→ Saved entries
-- start --
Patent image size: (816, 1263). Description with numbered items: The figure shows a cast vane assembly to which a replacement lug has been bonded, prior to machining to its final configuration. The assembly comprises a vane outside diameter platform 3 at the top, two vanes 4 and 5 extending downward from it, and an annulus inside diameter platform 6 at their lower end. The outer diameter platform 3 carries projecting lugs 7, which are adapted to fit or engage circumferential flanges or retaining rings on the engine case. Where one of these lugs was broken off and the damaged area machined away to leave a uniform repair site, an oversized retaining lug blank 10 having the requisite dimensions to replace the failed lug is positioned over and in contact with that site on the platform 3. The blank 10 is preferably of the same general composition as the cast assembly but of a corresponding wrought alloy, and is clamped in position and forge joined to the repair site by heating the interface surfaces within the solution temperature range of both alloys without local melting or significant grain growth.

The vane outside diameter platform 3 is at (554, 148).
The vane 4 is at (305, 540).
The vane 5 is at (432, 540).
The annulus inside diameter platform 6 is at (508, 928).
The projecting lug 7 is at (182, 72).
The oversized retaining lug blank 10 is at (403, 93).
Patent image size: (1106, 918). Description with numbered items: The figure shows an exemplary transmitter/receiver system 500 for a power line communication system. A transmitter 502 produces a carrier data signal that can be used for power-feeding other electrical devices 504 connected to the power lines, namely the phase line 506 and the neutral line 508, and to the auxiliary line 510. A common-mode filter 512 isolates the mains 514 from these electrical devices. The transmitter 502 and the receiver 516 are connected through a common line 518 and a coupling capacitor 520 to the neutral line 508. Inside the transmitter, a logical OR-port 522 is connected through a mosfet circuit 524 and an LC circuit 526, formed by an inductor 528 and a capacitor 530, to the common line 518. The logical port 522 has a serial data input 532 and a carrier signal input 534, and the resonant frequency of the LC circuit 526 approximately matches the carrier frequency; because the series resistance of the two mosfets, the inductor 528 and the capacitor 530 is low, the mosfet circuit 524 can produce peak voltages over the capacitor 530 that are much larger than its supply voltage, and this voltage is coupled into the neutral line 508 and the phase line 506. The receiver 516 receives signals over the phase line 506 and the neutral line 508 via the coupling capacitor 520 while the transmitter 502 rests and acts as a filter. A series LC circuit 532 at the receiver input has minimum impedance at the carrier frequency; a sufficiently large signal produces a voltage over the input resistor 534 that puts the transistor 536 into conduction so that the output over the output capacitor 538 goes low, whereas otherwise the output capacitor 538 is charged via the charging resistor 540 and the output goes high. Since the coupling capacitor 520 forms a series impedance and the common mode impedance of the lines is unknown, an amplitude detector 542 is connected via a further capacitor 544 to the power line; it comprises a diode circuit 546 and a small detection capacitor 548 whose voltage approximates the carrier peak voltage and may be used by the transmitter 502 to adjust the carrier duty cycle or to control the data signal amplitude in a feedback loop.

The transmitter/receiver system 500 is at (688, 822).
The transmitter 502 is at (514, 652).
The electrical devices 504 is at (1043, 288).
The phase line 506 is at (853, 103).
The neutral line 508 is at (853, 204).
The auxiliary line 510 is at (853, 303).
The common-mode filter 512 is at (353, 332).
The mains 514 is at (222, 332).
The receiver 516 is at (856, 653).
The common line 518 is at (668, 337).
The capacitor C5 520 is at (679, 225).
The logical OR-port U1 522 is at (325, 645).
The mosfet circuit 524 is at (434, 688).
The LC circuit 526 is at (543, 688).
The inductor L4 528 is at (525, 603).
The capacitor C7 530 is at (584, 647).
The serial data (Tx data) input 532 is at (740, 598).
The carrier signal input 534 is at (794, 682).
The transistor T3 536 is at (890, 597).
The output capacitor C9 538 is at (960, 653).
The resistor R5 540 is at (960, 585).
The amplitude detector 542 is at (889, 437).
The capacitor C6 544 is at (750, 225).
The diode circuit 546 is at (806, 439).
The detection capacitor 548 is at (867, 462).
-- end --
Gather every row above that contains the word "platform".

→ TASK OUTPUT
Patent image size: (816, 1263). Description with numbered items: The figure shows a cast vane assembly to which a replacement lug has been bonded, prior to machining to its final configuration. The assembly comprises a vane outside diameter platform 3 at the top, two vanes 4 and 5 extending downward from it, and an annulus inside diameter platform 6 at their lower end. The outer diameter platform 3 carries projecting lugs 7, which are adapted to fit or engage circumferential flanges or retaining rings on the engine case. Where one of these lugs was broken off and the damaged area machined away to leave a uniform repair site, an oversized retaining lug blank 10 having the requisite dimensions to replace the failed lug is positioned over and in contact with that site on the platform 3. The blank 10 is preferably of the same general composition as the cast assembly but of a corresponding wrought alloy, and is clamped in position and forge joined to the repair site by heating the interface surfaces within the solution temperature range of both alloys without local melting or significant grain growth.
The vane outside diameter platform 3 is at (554, 148).
The annulus inside diameter platform 6 is at (508, 928).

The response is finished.